-- Begin Entries --

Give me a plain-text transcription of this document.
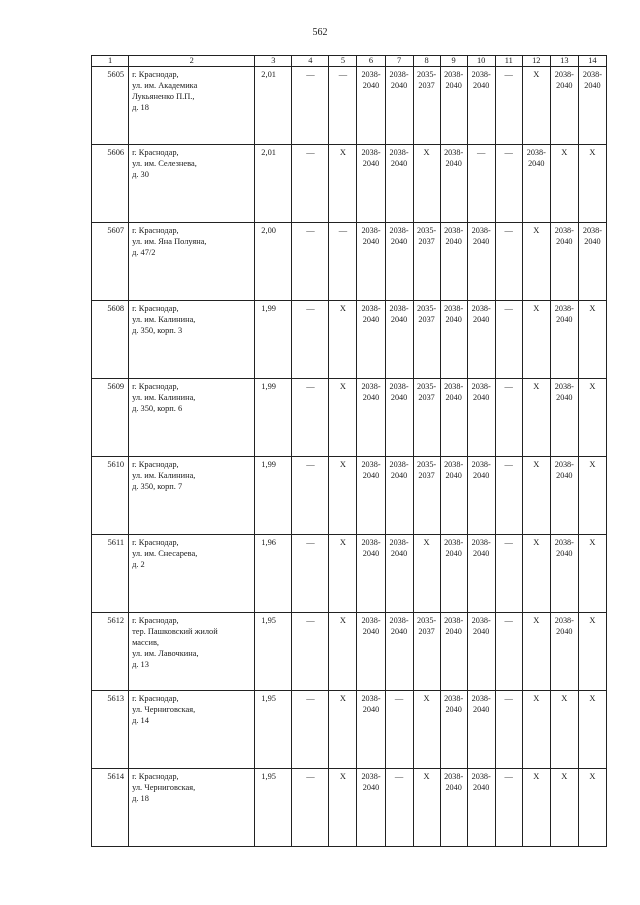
562
1	2	3	4	5	6	7	8	9	10	11	12	13	14
5605	г. Краснодар,
ул. им. Академика
Лукьяненко П.П.,
д. 18	2,01	—	—	2038-2040	2038-2040	2035-2037	2038-2040	2038-2040	—	X	2038-2040	2038-2040
5606	г. Краснодар,
ул. им. Селезнева,
д. 30	2,01	—	X	2038-2040	2038-2040	X	2038-2040	—	—	2038-2040	X	X
5607	г. Краснодар,
ул. им. Яна Полуяна,
д. 47/2	2,00	—	—	2038-2040	2038-2040	2035-2037	2038-2040	2038-2040	—	X	2038-2040	2038-2040
5608	г. Краснодар,
ул. им. Калинина,
д. 350, корп. 3	1,99	—	X	2038-2040	2038-2040	2035-2037	2038-2040	2038-2040	—	X	2038-2040	X
5609	г. Краснодар,
ул. им. Калинина,
д. 350, корп. 6	1,99	—	X	2038-2040	2038-2040	2035-2037	2038-2040	2038-2040	—	X	2038-2040	X
5610	г. Краснодар,
ул. им. Калинина,
д. 350, корп. 7	1,99	—	X	2038-2040	2038-2040	2035-2037	2038-2040	2038-2040	—	X	2038-2040	X
5611	г. Краснодар,
ул. им. Снесарева,
д. 2	1,96	—	X	2038-2040	2038-2040	X	2038-2040	2038-2040	—	X	2038-2040	X
5612	г. Краснодар,
тер. Пашковский жилой
массив,
ул. им. Лавочкина,
д. 13	1,95	—	X	2038-2040	2038-2040	2035-2037	2038-2040	2038-2040	—	X	2038-2040	X
5613	г. Краснодар,
ул. Черниговская,
д. 14	1,95	—	X	2038-2040	—	X	2038-2040	2038-2040	—	X	X	X
5614	г. Краснодар,
ул. Черниговская,
д. 18	1,95	—	X	2038-2040	—	X	2038-2040	2038-2040	—	X	X	X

-- End Entries --

_Your instructions_: How many lines of these entries contain "корп"? Answer with the number and nothing else.

_Reply to the exercise_: 3